#### JOB:
Pick out every line of the entries below where "blog" occurs, and copy those lines.

#### MATERIAL TO PROCESS:
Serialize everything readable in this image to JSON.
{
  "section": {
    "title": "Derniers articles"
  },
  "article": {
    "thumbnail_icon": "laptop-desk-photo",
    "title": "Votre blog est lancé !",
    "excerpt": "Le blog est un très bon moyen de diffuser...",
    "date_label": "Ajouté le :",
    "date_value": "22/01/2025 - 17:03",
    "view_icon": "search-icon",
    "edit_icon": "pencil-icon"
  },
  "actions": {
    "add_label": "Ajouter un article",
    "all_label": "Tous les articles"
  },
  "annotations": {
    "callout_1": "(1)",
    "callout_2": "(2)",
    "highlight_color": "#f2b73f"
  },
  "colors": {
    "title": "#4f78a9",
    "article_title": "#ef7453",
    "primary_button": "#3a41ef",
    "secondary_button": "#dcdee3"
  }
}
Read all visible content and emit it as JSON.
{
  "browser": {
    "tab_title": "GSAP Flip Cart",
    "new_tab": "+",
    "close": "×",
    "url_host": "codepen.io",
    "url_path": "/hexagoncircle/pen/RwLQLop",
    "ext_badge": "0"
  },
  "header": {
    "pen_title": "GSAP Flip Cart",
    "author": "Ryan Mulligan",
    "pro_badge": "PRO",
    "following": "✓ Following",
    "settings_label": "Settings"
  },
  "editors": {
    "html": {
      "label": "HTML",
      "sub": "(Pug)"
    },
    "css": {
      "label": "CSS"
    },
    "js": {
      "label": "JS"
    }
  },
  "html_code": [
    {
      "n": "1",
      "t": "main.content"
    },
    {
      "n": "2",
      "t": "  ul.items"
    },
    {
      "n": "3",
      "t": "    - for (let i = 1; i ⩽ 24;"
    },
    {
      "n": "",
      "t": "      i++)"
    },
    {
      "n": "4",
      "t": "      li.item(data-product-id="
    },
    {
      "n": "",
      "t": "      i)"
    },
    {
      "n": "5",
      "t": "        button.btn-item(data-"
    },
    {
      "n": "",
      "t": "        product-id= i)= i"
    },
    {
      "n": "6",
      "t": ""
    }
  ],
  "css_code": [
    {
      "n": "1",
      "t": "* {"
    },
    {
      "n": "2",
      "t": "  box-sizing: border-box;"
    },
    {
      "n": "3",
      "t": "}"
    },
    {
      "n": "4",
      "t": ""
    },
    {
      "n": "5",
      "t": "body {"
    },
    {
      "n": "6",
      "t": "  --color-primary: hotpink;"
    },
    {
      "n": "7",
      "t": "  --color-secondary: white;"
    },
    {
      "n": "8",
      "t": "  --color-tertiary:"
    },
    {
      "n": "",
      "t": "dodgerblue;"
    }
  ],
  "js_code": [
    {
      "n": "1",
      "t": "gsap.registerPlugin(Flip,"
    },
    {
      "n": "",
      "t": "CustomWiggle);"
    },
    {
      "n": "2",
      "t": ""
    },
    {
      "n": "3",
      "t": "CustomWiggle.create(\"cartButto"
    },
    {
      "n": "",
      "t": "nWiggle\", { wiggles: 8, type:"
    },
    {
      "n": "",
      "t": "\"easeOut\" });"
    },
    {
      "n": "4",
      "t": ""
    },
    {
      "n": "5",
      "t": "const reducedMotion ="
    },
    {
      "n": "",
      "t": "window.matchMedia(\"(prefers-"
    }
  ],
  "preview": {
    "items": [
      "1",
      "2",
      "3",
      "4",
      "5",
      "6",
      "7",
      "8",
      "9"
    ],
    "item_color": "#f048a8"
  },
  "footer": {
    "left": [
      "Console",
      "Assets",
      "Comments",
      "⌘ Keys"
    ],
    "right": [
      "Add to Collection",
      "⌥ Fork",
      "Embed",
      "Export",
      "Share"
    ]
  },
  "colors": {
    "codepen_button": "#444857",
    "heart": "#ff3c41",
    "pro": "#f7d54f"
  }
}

#### FINISHED TASK:
    "title": "Votre blog est lancé !",
    "excerpt": "Le blog est un très bon moyen de diffuser...",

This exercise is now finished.